* Your tasks:
[A] In the solution steps, what reason is given for the disk radius at height z being (R/H)z?
[B] From the solution steps, copy the passage starting with "Step by step" and going on through "of the object.".

-- START OF Excerpt to read --

Step by step solution
01
Understand the Moment of Inertia
The moment of inertia of an object is a measure of how resistant it is to rotational motion about an axis. For a solid object, it is often calculated as an integral that adds up contributions from each small mass element of the object.
02
Set Up the Problem
Consider a uniform solid cone of mass \(m\), base radius \(R\), and height \(H\). We want to find the moment of inertia \(I\) about its own symmetry axis, which runs from the apex to the center of the base.
03
Express Mass Element in Differential Form
For a cone, use cylindrical coordinates. Consider a thin disk of thickness \(dz\) at a height \(z\) from the apex. The volume of this disk is \(\pi r^2 dz\), where \(r\) is the radius of the disk at height \(z\).
04
Relate Disk Radius to Height
The radius of the disk \(r\) at any height \(z\) is given by the ratio \(\frac{R}{H}z\), because the cone narrows linearly from base to apex.

-- END OF Excerpt to read --
-- START OF Supplied records --

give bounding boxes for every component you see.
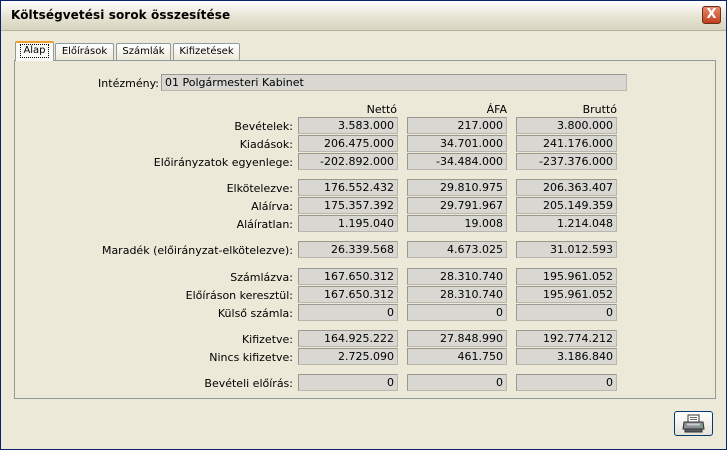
value-netto[interactable]: 167.650.312 [298, 286, 398, 303]
row-label: Külső számla: [217, 307, 293, 320]
col-header-afa: ÁFA [486, 103, 507, 116]
value-afa[interactable]: 217.000 [407, 117, 507, 134]
value-netto[interactable]: 164.925.222 [298, 330, 398, 347]
tab-eloirasok-label: Előírások [61, 46, 108, 57]
value-netto[interactable]: 206.475.000 [298, 135, 398, 152]
value-brutto[interactable]: 1.214.048 [516, 215, 617, 232]
row-label: Előirányzatok egyenlege: [153, 156, 293, 169]
value-afa[interactable]: 0 [407, 374, 507, 391]
value-brutto[interactable]: 195.961.052 [516, 286, 617, 303]
window-title: Költségvetési sorok összesítése [11, 8, 231, 22]
value-brutto[interactable]: 206.363.407 [516, 179, 617, 196]
value-afa[interactable]: 28.310.740 [407, 268, 507, 285]
value-netto[interactable]: 0 [298, 304, 398, 321]
value-brutto[interactable]: 0 [516, 374, 617, 391]
value-afa[interactable]: 0 [407, 304, 507, 321]
row-label: Aláírva: [251, 200, 293, 213]
value-netto[interactable]: 26.339.568 [298, 241, 398, 258]
value-afa[interactable]: 4.673.025 [407, 241, 507, 258]
title-bar[interactable]: Költségvetési sorok összesítése X [1, 1, 726, 31]
value-afa[interactable]: 34.701.000 [407, 135, 507, 152]
row-label: Kiadások: [239, 138, 293, 151]
row-label: Maradék (előirányzat-elkötelezve): [101, 244, 293, 257]
close-button[interactable]: X [702, 6, 721, 24]
dialog-window: Költségvetési sorok összesítése X Alap E… [0, 0, 727, 450]
value-netto[interactable]: 1.195.040 [298, 215, 398, 232]
printer-icon [682, 414, 705, 433]
value-afa[interactable]: 19.008 [407, 215, 507, 232]
value-brutto[interactable]: 205.149.359 [516, 197, 617, 214]
value-netto[interactable]: 0 [298, 374, 398, 391]
col-header-brutto: Bruttó [582, 103, 617, 116]
tab-szamlak[interactable]: Számlák [116, 43, 171, 60]
value-afa[interactable]: 29.791.967 [407, 197, 507, 214]
value-brutto[interactable]: 192.774.212 [516, 330, 617, 347]
tab-eloirasok[interactable]: Előírások [55, 43, 114, 60]
value-netto[interactable]: -202.892.000 [298, 153, 398, 170]
value-netto[interactable]: 176.552.432 [298, 179, 398, 196]
value-netto[interactable]: 3.583.000 [298, 117, 398, 134]
tab-panel-alap: Intézmény: 01 Polgármesteri Kabinet Nett… [14, 60, 716, 399]
value-brutto[interactable]: 241.176.000 [516, 135, 617, 152]
institution-field[interactable]: 01 Polgármesteri Kabinet [161, 74, 627, 91]
tab-kifizetesek-label: Kifizetések [179, 46, 234, 57]
row-label: Aláíratlan: [236, 218, 293, 231]
print-button[interactable] [674, 411, 713, 436]
value-afa[interactable]: 27.848.990 [407, 330, 507, 347]
value-afa[interactable]: 461.750 [407, 348, 507, 365]
value-brutto[interactable]: 3.800.000 [516, 117, 617, 134]
tab-alap-label: Alap [20, 44, 49, 58]
value-brutto[interactable]: 195.961.052 [516, 268, 617, 285]
value-afa[interactable]: -34.484.000 [407, 153, 507, 170]
value-netto[interactable]: 2.725.090 [298, 348, 398, 365]
value-brutto[interactable]: 31.012.593 [516, 241, 617, 258]
value-brutto[interactable]: -237.376.000 [516, 153, 617, 170]
value-netto[interactable]: 167.650.312 [298, 268, 398, 285]
institution-label: Intézmény: [98, 77, 159, 90]
row-label: Bevételek: [234, 120, 293, 133]
row-label: Kifizetve: [241, 333, 293, 346]
row-label: Számlázva: [230, 271, 293, 284]
value-brutto[interactable]: 0 [516, 304, 617, 321]
tab-szamlak-label: Számlák [122, 46, 165, 57]
value-netto[interactable]: 175.357.392 [298, 197, 398, 214]
row-label: Előíráson keresztül: [185, 289, 293, 302]
row-label: Nincs kifizetve: [209, 351, 293, 364]
close-icon: X [706, 7, 717, 22]
col-header-netto: Nettó [366, 103, 397, 116]
row-label: Elkötelezve: [226, 182, 293, 195]
tab-kifizetesek[interactable]: Kifizetések [173, 43, 240, 60]
value-afa[interactable]: 29.810.975 [407, 179, 507, 196]
value-brutto[interactable]: 3.186.840 [516, 348, 617, 365]
row-label: Bevételi előírás: [204, 377, 293, 390]
tab-alap[interactable]: Alap [15, 41, 54, 61]
value-afa[interactable]: 28.310.740 [407, 286, 507, 303]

-- END OF Supplied records --

* Task-by-task results:
[A] The cone narrows linearly from base to apex.

[B]
Step by step solution
01
Understand the Moment of Inertia
The moment of inertia of an object is a measure of how resistant it is to rotational motion about an axis. For a solid object, it is often calculated as an integral that adds up contributions from each small mass element of the object.